*WORK TO BE COMPLETED:* Gather all lines containing the string "itran" and copy them out.

╔══

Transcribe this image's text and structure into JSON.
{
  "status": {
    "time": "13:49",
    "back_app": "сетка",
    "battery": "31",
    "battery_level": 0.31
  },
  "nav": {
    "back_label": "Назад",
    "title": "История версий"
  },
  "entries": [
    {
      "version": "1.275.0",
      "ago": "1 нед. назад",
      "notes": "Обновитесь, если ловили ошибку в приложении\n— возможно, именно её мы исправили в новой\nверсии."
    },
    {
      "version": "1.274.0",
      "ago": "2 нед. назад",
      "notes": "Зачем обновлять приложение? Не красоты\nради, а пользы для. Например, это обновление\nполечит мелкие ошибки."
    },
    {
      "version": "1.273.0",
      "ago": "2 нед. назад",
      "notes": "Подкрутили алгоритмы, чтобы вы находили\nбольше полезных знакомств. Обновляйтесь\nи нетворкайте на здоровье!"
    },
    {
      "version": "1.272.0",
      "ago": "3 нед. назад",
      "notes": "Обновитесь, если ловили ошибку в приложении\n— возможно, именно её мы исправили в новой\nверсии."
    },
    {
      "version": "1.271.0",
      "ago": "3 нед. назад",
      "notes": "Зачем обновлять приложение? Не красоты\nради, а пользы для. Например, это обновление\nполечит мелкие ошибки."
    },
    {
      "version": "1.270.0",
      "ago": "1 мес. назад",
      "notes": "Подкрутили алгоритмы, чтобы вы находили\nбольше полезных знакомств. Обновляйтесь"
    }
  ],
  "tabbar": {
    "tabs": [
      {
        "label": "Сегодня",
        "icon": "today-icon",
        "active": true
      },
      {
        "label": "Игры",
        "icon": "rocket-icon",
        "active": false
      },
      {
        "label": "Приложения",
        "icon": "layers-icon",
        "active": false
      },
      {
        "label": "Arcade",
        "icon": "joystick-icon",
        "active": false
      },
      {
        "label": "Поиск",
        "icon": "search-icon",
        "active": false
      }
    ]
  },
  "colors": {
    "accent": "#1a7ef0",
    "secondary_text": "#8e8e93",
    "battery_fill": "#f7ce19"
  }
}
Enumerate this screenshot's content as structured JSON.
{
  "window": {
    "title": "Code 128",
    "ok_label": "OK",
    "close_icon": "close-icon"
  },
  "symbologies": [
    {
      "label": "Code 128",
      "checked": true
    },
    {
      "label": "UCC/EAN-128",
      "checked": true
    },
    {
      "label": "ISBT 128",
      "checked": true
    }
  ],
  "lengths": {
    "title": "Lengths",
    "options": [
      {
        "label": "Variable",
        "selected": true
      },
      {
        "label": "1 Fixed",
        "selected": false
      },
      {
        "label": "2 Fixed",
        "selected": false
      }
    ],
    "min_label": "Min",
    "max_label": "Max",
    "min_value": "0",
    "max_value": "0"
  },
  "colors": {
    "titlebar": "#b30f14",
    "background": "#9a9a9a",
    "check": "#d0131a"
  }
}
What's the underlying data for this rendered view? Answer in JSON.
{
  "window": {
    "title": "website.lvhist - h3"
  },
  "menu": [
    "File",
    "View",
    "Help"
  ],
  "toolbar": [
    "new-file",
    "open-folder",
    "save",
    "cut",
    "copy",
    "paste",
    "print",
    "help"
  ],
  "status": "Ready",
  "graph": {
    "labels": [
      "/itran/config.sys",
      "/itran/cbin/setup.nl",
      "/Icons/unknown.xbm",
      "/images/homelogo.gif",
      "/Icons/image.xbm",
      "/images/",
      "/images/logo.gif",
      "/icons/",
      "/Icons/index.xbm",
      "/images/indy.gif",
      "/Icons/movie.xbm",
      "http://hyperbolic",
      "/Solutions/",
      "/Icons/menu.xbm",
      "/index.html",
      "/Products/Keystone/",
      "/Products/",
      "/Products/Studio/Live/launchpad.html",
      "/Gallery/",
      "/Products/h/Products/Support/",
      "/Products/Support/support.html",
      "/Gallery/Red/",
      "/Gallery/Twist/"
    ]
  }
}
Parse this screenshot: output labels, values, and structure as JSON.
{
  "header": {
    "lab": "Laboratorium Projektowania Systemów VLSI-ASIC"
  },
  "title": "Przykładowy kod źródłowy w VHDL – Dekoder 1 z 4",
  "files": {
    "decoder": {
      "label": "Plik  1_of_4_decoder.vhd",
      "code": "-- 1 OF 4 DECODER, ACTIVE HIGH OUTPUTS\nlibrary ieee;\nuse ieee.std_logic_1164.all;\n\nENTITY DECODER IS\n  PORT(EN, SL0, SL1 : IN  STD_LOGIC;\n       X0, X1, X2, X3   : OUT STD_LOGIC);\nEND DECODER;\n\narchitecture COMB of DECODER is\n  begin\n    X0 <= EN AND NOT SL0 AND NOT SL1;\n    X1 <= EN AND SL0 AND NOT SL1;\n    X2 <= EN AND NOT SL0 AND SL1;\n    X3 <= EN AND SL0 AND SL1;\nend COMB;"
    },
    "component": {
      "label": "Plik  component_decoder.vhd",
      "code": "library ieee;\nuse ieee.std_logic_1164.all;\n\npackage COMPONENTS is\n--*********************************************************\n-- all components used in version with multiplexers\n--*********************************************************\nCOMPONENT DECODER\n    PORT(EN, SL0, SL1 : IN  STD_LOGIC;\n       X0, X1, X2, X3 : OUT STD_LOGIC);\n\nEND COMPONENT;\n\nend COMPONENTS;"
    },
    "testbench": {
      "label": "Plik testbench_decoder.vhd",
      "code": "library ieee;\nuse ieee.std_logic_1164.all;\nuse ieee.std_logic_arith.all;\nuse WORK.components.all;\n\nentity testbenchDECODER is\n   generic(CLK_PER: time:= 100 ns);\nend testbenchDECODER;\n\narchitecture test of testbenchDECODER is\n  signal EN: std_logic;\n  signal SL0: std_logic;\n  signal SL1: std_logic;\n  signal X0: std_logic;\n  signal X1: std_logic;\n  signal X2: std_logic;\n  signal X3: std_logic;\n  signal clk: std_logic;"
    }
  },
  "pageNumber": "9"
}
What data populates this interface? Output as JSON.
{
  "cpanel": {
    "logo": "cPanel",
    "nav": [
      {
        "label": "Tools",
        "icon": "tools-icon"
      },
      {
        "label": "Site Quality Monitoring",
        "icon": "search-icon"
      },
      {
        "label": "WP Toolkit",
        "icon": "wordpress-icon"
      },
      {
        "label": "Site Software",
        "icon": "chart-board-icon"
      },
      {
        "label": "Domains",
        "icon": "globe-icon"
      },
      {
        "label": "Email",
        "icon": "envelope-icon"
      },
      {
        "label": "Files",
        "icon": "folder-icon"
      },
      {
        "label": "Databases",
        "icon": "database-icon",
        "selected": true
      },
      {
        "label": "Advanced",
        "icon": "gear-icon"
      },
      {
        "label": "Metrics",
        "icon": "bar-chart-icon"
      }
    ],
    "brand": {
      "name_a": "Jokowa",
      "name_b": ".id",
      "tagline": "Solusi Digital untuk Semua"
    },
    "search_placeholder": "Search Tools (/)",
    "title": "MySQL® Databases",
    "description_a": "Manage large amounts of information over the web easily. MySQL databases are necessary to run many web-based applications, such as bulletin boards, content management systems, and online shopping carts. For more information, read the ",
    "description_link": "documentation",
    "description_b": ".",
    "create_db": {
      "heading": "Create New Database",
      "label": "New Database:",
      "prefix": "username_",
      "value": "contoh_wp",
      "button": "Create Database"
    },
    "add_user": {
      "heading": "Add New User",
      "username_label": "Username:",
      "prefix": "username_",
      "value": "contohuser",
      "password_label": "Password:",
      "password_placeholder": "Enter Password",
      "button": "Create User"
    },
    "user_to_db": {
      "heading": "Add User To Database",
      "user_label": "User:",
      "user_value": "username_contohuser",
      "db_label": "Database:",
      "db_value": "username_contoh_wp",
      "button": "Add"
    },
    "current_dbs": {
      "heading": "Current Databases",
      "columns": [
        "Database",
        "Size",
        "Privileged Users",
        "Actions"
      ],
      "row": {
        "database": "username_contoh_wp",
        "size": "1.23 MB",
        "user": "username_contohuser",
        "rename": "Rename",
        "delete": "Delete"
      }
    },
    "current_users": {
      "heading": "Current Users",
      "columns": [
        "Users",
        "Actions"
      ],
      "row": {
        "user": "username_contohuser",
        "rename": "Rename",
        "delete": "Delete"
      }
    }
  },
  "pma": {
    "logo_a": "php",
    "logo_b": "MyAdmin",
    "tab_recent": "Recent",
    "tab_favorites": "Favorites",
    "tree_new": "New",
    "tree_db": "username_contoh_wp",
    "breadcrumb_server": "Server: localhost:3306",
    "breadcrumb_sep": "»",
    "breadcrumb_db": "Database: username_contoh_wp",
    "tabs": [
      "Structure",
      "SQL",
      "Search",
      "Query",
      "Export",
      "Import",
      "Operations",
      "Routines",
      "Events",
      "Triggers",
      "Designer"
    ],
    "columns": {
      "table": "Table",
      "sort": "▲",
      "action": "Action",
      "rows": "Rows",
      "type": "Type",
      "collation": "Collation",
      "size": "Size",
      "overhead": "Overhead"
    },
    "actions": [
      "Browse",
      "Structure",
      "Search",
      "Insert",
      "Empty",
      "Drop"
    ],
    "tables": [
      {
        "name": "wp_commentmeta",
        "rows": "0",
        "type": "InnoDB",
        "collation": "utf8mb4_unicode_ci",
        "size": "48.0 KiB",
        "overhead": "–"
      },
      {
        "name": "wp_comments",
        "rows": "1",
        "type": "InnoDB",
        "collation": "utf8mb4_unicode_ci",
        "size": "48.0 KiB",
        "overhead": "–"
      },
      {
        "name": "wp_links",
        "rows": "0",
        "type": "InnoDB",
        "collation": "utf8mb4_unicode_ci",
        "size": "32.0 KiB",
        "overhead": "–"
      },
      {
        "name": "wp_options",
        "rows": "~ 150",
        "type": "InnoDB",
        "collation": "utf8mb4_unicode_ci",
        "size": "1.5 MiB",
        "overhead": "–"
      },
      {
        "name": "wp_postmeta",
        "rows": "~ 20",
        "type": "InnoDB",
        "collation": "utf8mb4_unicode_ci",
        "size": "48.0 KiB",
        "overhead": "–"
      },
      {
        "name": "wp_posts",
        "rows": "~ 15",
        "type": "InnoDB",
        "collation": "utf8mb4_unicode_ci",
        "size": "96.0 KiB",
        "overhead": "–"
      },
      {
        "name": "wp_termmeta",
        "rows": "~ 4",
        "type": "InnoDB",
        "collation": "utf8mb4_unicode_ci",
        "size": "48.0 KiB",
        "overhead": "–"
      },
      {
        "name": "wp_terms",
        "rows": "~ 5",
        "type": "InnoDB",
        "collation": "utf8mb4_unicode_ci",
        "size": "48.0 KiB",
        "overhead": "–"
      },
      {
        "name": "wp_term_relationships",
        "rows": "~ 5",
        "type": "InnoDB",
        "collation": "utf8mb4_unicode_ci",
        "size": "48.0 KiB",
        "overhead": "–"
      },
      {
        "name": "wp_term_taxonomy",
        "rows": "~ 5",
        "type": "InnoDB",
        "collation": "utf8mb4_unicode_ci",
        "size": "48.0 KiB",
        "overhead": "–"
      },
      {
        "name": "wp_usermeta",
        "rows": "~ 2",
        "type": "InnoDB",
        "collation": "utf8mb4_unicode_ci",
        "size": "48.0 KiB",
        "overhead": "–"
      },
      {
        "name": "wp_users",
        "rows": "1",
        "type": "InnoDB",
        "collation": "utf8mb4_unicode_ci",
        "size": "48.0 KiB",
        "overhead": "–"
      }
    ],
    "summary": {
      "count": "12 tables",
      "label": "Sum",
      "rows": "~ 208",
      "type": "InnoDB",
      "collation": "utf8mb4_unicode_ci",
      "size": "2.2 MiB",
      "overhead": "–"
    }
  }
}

╚══

*CORRECT OUTPUT:*
      "/itran/config.sys",
      "/itran/cbin/setup.nl",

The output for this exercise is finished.